### Goal
Give all of the lines again, with nothing added or dropped.

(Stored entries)

────────

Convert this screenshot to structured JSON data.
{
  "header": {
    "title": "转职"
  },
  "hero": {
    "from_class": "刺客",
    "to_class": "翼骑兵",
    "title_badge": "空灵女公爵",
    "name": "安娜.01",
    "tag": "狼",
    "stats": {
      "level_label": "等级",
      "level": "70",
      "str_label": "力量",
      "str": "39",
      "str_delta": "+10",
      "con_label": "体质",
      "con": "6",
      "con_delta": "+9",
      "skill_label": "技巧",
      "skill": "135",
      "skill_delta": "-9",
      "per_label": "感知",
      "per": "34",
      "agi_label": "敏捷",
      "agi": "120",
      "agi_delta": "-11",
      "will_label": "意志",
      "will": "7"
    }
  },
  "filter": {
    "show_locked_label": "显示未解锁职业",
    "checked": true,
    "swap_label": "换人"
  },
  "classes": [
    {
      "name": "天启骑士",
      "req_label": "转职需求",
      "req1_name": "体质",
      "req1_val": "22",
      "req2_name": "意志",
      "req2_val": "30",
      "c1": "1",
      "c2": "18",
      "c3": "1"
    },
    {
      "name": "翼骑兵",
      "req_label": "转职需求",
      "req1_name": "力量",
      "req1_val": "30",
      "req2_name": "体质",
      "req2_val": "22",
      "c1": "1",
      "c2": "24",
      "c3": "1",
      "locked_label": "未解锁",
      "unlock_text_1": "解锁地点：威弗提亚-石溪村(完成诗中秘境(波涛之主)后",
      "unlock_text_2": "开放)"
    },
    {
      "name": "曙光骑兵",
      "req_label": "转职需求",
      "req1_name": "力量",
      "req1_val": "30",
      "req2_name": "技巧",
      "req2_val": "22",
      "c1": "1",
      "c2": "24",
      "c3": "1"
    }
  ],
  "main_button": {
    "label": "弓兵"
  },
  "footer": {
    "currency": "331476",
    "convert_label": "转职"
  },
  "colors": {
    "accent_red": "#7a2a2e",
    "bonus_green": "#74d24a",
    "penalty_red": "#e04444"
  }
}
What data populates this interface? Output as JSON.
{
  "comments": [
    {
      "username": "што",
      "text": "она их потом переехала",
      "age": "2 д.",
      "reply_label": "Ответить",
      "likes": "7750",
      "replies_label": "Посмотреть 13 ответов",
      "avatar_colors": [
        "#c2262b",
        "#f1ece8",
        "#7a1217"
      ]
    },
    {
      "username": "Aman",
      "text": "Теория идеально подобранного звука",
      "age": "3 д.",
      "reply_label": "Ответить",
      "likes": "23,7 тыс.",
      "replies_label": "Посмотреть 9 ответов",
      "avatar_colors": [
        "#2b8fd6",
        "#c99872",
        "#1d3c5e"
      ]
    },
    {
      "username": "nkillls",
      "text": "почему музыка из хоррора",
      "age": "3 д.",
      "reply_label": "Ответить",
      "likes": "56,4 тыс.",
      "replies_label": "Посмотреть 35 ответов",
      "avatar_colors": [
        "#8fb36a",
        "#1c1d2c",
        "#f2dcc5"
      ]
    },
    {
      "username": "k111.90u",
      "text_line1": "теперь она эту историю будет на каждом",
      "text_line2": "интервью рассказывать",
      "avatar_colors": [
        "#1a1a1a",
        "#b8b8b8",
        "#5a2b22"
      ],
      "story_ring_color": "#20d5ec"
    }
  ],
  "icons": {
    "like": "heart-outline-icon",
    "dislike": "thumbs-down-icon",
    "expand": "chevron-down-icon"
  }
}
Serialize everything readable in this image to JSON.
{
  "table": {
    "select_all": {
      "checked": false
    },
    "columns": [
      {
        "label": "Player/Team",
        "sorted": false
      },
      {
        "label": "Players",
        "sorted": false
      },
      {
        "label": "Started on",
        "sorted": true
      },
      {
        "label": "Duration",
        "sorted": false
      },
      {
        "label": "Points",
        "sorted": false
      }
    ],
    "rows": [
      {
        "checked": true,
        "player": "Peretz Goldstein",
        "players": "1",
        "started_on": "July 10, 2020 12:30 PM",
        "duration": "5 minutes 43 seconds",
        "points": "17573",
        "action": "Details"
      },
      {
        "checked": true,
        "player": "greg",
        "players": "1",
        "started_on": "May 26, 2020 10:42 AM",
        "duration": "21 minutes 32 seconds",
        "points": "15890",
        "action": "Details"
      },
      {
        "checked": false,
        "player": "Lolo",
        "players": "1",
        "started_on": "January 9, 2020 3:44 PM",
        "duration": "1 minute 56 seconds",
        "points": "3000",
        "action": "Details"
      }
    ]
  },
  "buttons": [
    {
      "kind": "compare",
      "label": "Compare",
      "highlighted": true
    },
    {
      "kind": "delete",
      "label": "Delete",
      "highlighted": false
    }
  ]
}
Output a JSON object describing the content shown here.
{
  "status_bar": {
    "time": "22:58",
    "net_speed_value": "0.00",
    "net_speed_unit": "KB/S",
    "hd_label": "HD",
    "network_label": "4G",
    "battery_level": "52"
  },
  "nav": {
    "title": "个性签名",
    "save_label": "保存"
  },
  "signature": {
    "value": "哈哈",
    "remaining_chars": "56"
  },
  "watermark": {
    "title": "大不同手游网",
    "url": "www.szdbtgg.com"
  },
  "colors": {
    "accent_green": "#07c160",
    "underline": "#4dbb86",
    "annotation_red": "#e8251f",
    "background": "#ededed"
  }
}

────────

### Answer to the exercise
Convert this screenshot to structured JSON data.
{
  "header": {
    "title": "转职"
  },
  "hero": {
    "from_class": "刺客",
    "to_class": "翼骑兵",
    "title_badge": "空灵女公爵",
    "name": "安娜.01",
    "tag": "狼",
    "stats": {
      "level_label": "等级",
      "level": "70",
      "str_label": "力量",
      "str": "39",
      "str_delta": "+10",
      "con_label": "体质",
      "con": "6",
      "con_delta": "+9",
      "skill_label": "技巧",
      "skill": "135",
      "skill_delta": "-9",
      "per_label": "感知",
      "per": "34",
      "agi_label": "敏捷",
      "agi": "120",
      "agi_delta": "-11",
      "will_label": "意志",
      "will": "7"
    }
  },
  "filter": {
    "show_locked_label": "显示未解锁职业",
    "checked": true,
    "swap_label": "换人"
  },
  "classes": [
    {
      "name": "天启骑士",
      "req_label": "转职需求",
      "req1_name": "体质",
      "req1_val": "22",
      "req2_name": "意志",
      "req2_val": "30",
      "c1": "1",
      "c2": "18",
      "c3": "1"
    },
    {
      "name": "翼骑兵",
      "req_label": "转职需求",
      "req1_name": "力量",
      "req1_val": "30",
      "req2_name": "体质",
      "req2_val": "22",
      "c1": "1",
      "c2": "24",
      "c3": "1",
      "locked_label": "未解锁",
      "unlock_text_1": "解锁地点：威弗提亚-石溪村(完成诗中秘境(波涛之主)后",
      "unlock_text_2": "开放)"
    },
    {
      "name": "曙光骑兵",
      "req_label": "转职需求",
      "req1_name": "力量",
      "req1_val": "30",
      "req2_name": "技巧",
      "req2_val": "22",
      "c1": "1",
      "c2": "24",
      "c3": "1"
    }
  ],
  "main_button": {
    "label": "弓兵"
  },
  "footer": {
    "currency": "331476",
    "convert_label": "转职"
  },
  "colors": {
    "accent_red": "#7a2a2e",
    "bonus_green": "#74d24a",
    "penalty_red": "#e04444"
  }
}
What data populates this interface? Output as JSON.
{
  "comments": [
    {
      "username": "што",
      "text": "она их потом переехала",
      "age": "2 д.",
      "reply_label": "Ответить",
      "likes": "7750",
      "replies_label": "Посмотреть 13 ответов",
      "avatar_colors": [
        "#c2262b",
        "#f1ece8",
        "#7a1217"
      ]
    },
    {
      "username": "Aman",
      "text": "Теория идеально подобранного звука",
      "age": "3 д.",
      "reply_label": "Ответить",
      "likes": "23,7 тыс.",
      "replies_label": "Посмотреть 9 ответов",
      "avatar_colors": [
        "#2b8fd6",
        "#c99872",
        "#1d3c5e"
      ]
    },
    {
      "username": "nkillls",
      "text": "почему музыка из хоррора",
      "age": "3 д.",
      "reply_label": "Ответить",
      "likes": "56,4 тыс.",
      "replies_label": "Посмотреть 35 ответов",
      "avatar_colors": [
        "#8fb36a",
        "#1c1d2c",
        "#f2dcc5"
      ]
    },
    {
      "username": "k111.90u",
      "text_line1": "теперь она эту историю будет на каждом",
      "text_line2": "интервью рассказывать",
      "avatar_colors": [
        "#1a1a1a",
        "#b8b8b8",
        "#5a2b22"
      ],
      "story_ring_color": "#20d5ec"
    }
  ],
  "icons": {
    "like": "heart-outline-icon",
    "dislike": "thumbs-down-icon",
    "expand": "chevron-down-icon"
  }
}
Serialize everything readable in this image to JSON.
{
  "table": {
    "select_all": {
      "checked": false
    },
    "columns": [
      {
        "label": "Player/Team",
        "sorted": false
      },
      {
        "label": "Players",
        "sorted": false
      },
      {
        "label": "Started on",
        "sorted": true
      },
      {
        "label": "Duration",
        "sorted": false
      },
      {
        "label": "Points",
        "sorted": false
      }
    ],
    "rows": [
      {
        "checked": true,
        "player": "Peretz Goldstein",
        "players": "1",
        "started_on": "July 10, 2020 12:30 PM",
        "duration": "5 minutes 43 seconds",
        "points": "17573",
        "action": "Details"
      },
      {
        "checked": true,
        "player": "greg",
        "players": "1",
        "started_on": "May 26, 2020 10:42 AM",
        "duration": "21 minutes 32 seconds",
        "points": "15890",
        "action": "Details"
      },
      {
        "checked": false,
        "player": "Lolo",
        "players": "1",
        "started_on": "January 9, 2020 3:44 PM",
        "duration": "1 minute 56 seconds",
        "points": "3000",
        "action": "Details"
      }
    ]
  },
  "buttons": [
    {
      "kind": "compare",
      "label": "Compare",
      "highlighted": true
    },
    {
      "kind": "delete",
      "label": "Delete",
      "highlighted": false
    }
  ]
}
Output a JSON object describing the content shown here.
{
  "status_bar": {
    "time": "22:58",
    "net_speed_value": "0.00",
    "net_speed_unit": "KB/S",
    "hd_label": "HD",
    "network_label": "4G",
    "battery_level": "52"
  },
  "nav": {
    "title": "个性签名",
    "save_label": "保存"
  },
  "signature": {
    "value": "哈哈",
    "remaining_chars": "56"
  },
  "watermark": {
    "title": "大不同手游网",
    "url": "www.szdbtgg.com"
  },
  "colors": {
    "accent_green": "#07c160",
    "underline": "#4dbb86",
    "annotation_red": "#e8251f",
    "background": "#ededed"
  }
}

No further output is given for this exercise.